** SUPPLIED MATERIAL **
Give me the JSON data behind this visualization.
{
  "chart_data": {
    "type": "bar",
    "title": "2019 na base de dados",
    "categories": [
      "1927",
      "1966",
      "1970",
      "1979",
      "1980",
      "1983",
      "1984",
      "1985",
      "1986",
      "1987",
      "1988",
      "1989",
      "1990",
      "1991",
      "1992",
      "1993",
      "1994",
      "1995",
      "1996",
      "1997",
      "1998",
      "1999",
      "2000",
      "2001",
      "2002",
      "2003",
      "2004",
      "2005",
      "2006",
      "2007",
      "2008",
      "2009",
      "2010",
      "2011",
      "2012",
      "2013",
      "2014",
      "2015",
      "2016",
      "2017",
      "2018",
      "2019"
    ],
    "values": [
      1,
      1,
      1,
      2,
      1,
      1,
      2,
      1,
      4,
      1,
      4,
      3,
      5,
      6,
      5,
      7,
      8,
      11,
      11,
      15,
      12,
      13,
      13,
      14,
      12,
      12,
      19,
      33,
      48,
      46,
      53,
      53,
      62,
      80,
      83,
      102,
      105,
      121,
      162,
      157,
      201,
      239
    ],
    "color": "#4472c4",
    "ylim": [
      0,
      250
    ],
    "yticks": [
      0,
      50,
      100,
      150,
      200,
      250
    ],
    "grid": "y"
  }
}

** EXERCISE AIM **
Nothing should be left out: return all of the records exactly.

** WRITTEN REPLY **
Give me the JSON data behind this visualization.
{
  "chart_data": {
    "type": "bar",
    "title": "2019 na base de dados",
    "categories": [
      "1927",
      "1966",
      "1970",
      "1979",
      "1980",
      "1983",
      "1984",
      "1985",
      "1986",
      "1987",
      "1988",
      "1989",
      "1990",
      "1991",
      "1992",
      "1993",
      "1994",
      "1995",
      "1996",
      "1997",
      "1998",
      "1999",
      "2000",
      "2001",
      "2002",
      "2003",
      "2004",
      "2005",
      "2006",
      "2007",
      "2008",
      "2009",
      "2010",
      "2011",
      "2012",
      "2013",
      "2014",
      "2015",
      "2016",
      "2017",
      "2018",
      "2019"
    ],
    "values": [
      1,
      1,
      1,
      2,
      1,
      1,
      2,
      1,
      4,
      1,
      4,
      3,
      5,
      6,
      5,
      7,
      8,
      11,
      11,
      15,
      12,
      13,
      13,
      14,
      12,
      12,
      19,
      33,
      48,
      46,
      53,
      53,
      62,
      80,
      83,
      102,
      105,
      121,
      162,
      157,
      201,
      239
    ],
    "color": "#4472c4",
    "ylim": [
      0,
      250
    ],
    "yticks": [
      0,
      50,
      100,
      150,
      200,
      250
    ],
    "grid": "y"
  }
}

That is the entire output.